## Written request
Output the lines from the one containing "panel1-y-tick-label: 1038 [81,436,146,475]" through the one containing "panel1-point-2023ixf [914,247,964,294]" exactly as they appear, with both ends included.

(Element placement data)

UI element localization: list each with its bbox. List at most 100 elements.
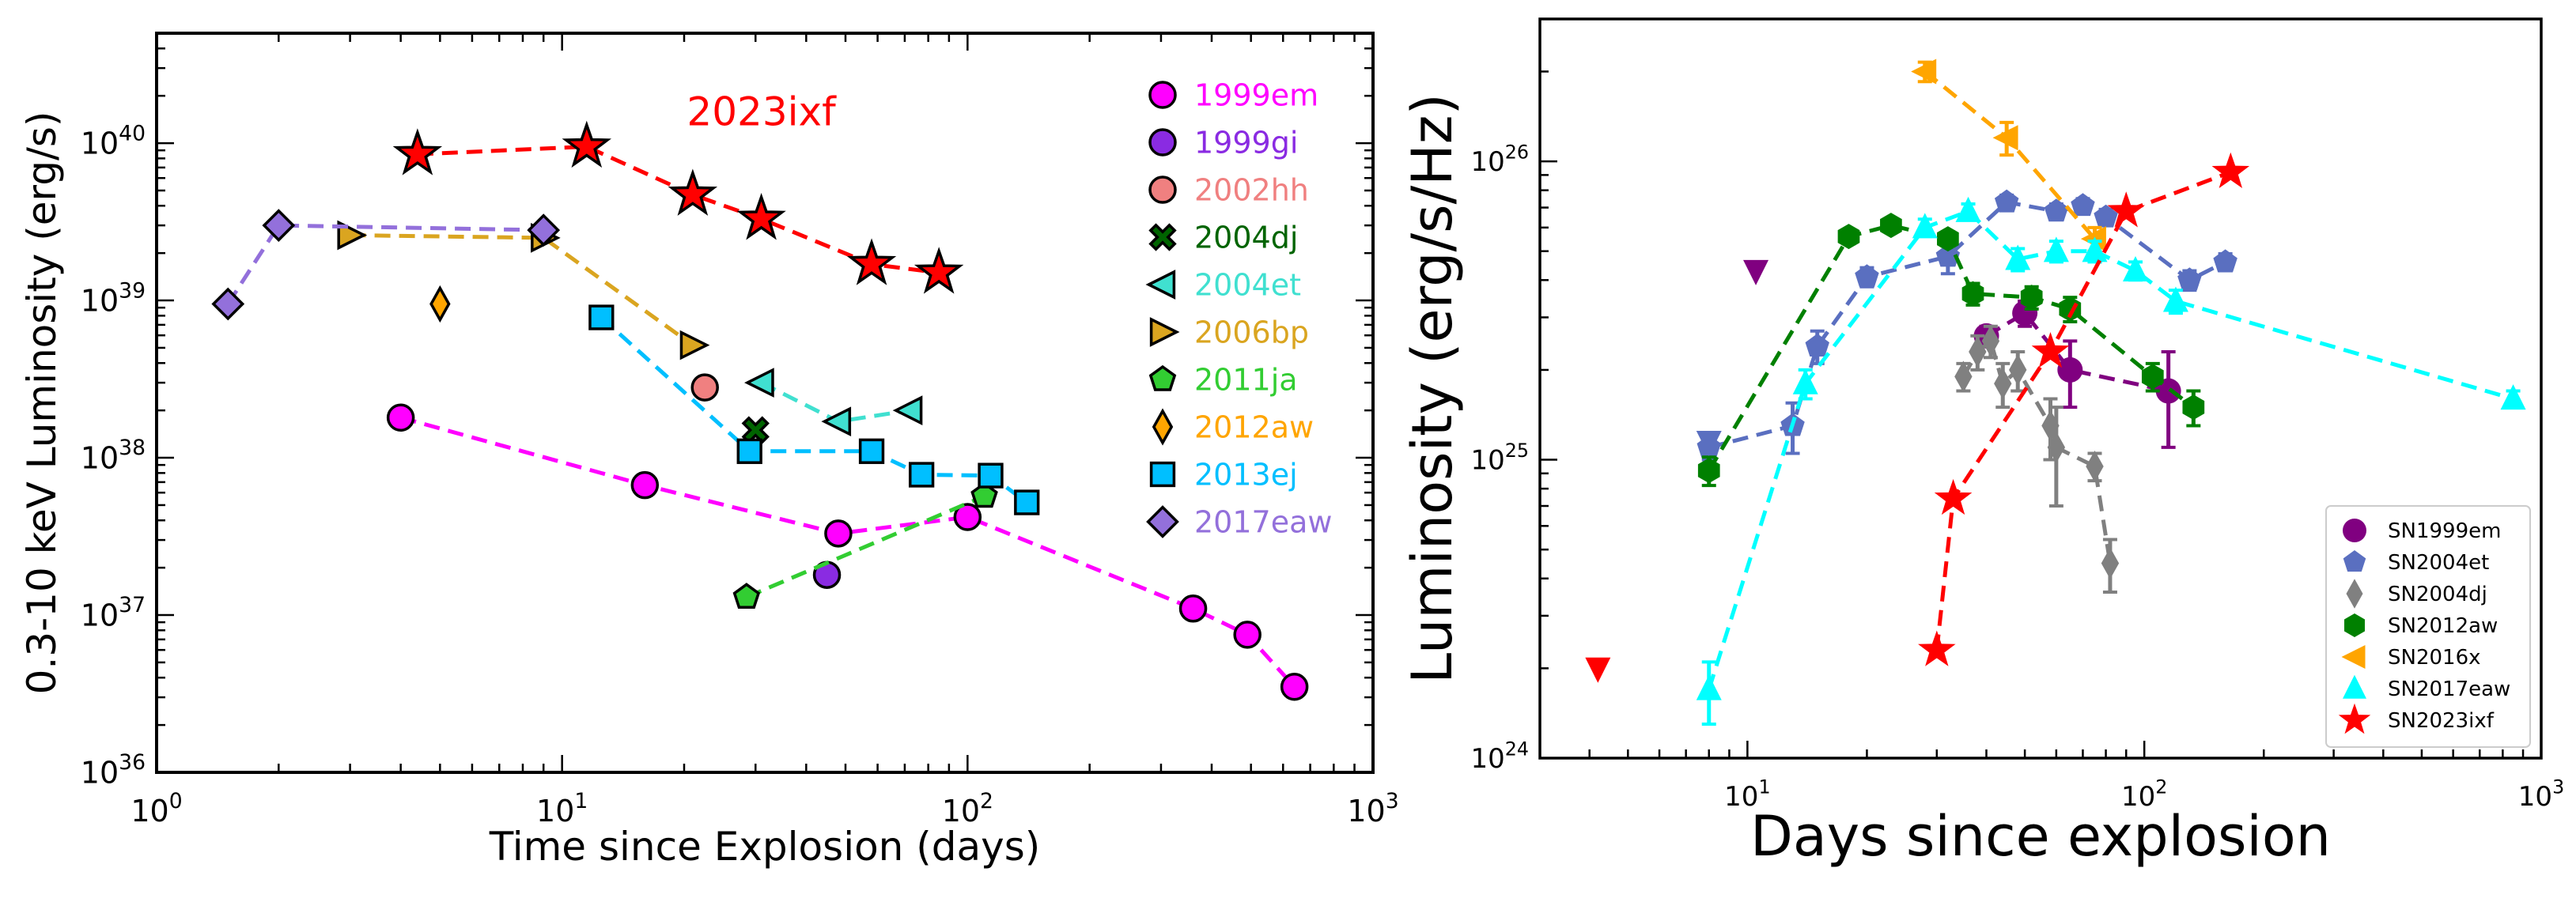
panel1-y-tick-label: 1038 [81,436,146,475]
panel2-legend-item-sn2012aw: SN2012aw [2344,613,2498,638]
panel1-y-tick-exp: 38 [119,436,146,460]
panel1-legend-item-2002hh: 2002hh [1148,172,1309,207]
panel1-point-2023ixf [846,238,897,285]
panel2-legend-item-sn2004dj: SN2004dj [2346,579,2487,609]
panel2-point-sn2023ixf [2107,191,2146,228]
panel1-line-2006bp [350,232,694,347]
panel2-y-tick-base: 10 [1470,743,1504,775]
panel2-line-sn2017eaw [1707,209,2514,690]
panel1-series-2004dj [741,416,770,444]
panel2-series-limit-8 [1696,431,1722,457]
panel1-point-2011ja [732,583,761,610]
panel1-point-2023ixf [914,247,964,294]
panel1-point-2013ej [978,462,1004,489]
panel1-y-tick-base: 10 [81,598,119,632]
panel2-point-sn2004dj [2009,353,2027,386]
panel1-legend-marker-2002hh [1148,175,1177,204]
panel2-point-sn2012aw [1961,281,1984,307]
panel2-point-sn2004et [2213,249,2237,273]
panel2-ticks [1538,17,2543,760]
panel2-series-limit-9 [1585,657,1611,683]
panel2-x-tick-exp: 3 [2552,776,2564,798]
panel2-series-sn2016x [1911,58,2106,253]
panel2-legend-item-sn2023ixf: SN2023ixf [2338,703,2495,734]
panel2-point-sn2016x [1911,58,1937,85]
panel1-point-2004dj [741,416,770,444]
panel1-point-2004et [744,368,774,398]
panel2-point-sn2023ixf [2031,332,2070,368]
panel1-x-tick-label: 102 [942,789,993,828]
panel1-legend-marker-1999gi [1148,128,1177,157]
panel2-legend: SN1999em SN2004et SN2004dj SN2012aw SN2016x S… [2325,505,2531,748]
panel2-legend-label-sn1999em: SN1999em [2388,519,2501,543]
panel1-legend-item-2004et: 2004et [1145,267,1301,302]
panel2-point-sn2017eaw [2162,286,2188,312]
panel1-point-2013ej [908,462,935,488]
panel1-point-2023ixf [392,128,443,175]
panel2-point-sn2012aw [2020,285,2043,311]
panel2-point-sn2004et [1994,189,2019,213]
panel1-point-2006bp [337,220,368,251]
panel2-point-sn2012aw [2141,364,2164,390]
panel2-point-sn2004dj [1981,325,2000,357]
panel2-point-sn2017eaw [2500,384,2526,410]
panel2-point-sn2017eaw [1696,674,1722,700]
panel1-x-tick-base: 10 [942,794,980,828]
panel2-x-axis-label: Days since explosion [1750,804,2331,869]
panel1-x-tick-label: 101 [536,789,588,828]
panel1-legend-item-1999gi: 1999gi [1148,125,1298,160]
panel2-legend-item-sn2017eaw: SN2017eaw [2343,674,2510,701]
panel2-x-tick-base: 10 [2518,781,2552,813]
panel1-point-2004et [821,406,852,437]
panel1-point-1999em [386,403,415,432]
panel2-point-sn2016x [1992,125,2018,151]
panel2-point-sn2017eaw [1792,368,1818,394]
panel1-x-tick-label: 100 [131,789,182,828]
panel2-point-sn2023ixf [1918,630,1956,666]
panel1-line-2023ixf [417,144,940,275]
panel1-series-2002hh [690,373,719,402]
panel1-y-axis-label: 0.3-10 keV Luminosity (erg/s) [19,111,65,695]
panel2-point-sn2004et [2094,204,2118,228]
panel1-y-tick-label: 1040 [81,121,146,160]
panel1-legend-marker-2006bp [1149,317,1180,347]
panel2-point-sn2017eaw [2005,244,2031,270]
panel1-point-1999em [630,470,660,500]
panel1-y-tick-label: 1037 [81,593,146,632]
panel1-ticks [155,32,1375,774]
panel1-legend-label-1999em: 1999em [1194,77,1318,112]
panel2-y-tick-base: 10 [1470,444,1504,476]
panel2-point-sn2004et [2177,267,2202,291]
panel1-y-tick-base: 10 [81,755,119,790]
panel2-point-sn2012aw [1697,458,1720,484]
panel1-point-2023ixf [736,193,786,240]
panel1-legend-marker-2017eaw [1146,505,1179,538]
panel1-y-tick-exp: 36 [119,750,146,775]
panel2-point-sn2012aw [1937,226,1959,252]
panel1-point-2006bp [679,330,710,360]
panel2-legend-label-sn2004et: SN2004et [2388,551,2489,575]
panel1-point-2023ixf [562,120,612,168]
panel2-legend-marker-sn2004et [2343,550,2366,572]
panel2-point-sn2004et [1805,334,1829,357]
panel1-x-tick-base: 10 [131,794,168,828]
panel2-legend-marker-sn1999em [2343,519,2366,542]
panel2-point-upper-limit [1743,259,1769,285]
panel1-point-2017eaw [527,213,561,247]
panel1-point-2023ixf [668,168,718,216]
panel2-legend-marker-sn2023ixf [2338,703,2371,734]
panel1-series-2006bp [337,220,710,360]
panel1-legend-marker-2004et [1145,270,1176,300]
panel2-point-sn2012aw [1880,213,1902,239]
panel2-point-sn1999em [2155,378,2181,404]
panel1-legend-item-2006bp: 2006bp [1149,315,1309,349]
panel2-series-sn2023ixf [1918,152,2250,666]
panel1-x-tick-base: 10 [1347,794,1385,828]
panel2-legend-item-sn1999em: SN1999em [2343,519,2501,543]
panel2-point-sn2012aw [2059,296,2082,322]
panel2-legend-label-sn2016x: SN2016x [2388,646,2481,670]
panel2-frame [1538,17,2543,760]
panel1-y-tick-exp: 40 [119,121,146,145]
panel2-point-sn2004dj [1969,336,1987,368]
panel1-point-2017eaw [262,209,296,242]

## Completed exercise
panel1-y-tick-label: 1038 [81,436,146,475]
panel2-legend-item-sn2012aw: SN2012aw [2344,613,2498,638]
panel1-y-tick-exp: 38 [119,436,146,460]
panel1-legend-item-2002hh: 2002hh [1148,172,1309,207]
panel1-point-2023ixf [846,238,897,285]
panel2-legend-item-sn2004dj: SN2004dj [2346,579,2487,609]
panel2-point-sn2023ixf [2107,191,2146,228]
panel1-line-2006bp [350,232,694,347]
panel2-y-tick-base: 10 [1470,743,1504,775]
panel2-line-sn2017eaw [1707,209,2514,690]
panel1-series-2004dj [741,416,770,444]
panel2-series-limit-8 [1696,431,1722,457]
panel1-point-2011ja [732,583,761,610]
panel1-point-2023ixf [914,247,964,294]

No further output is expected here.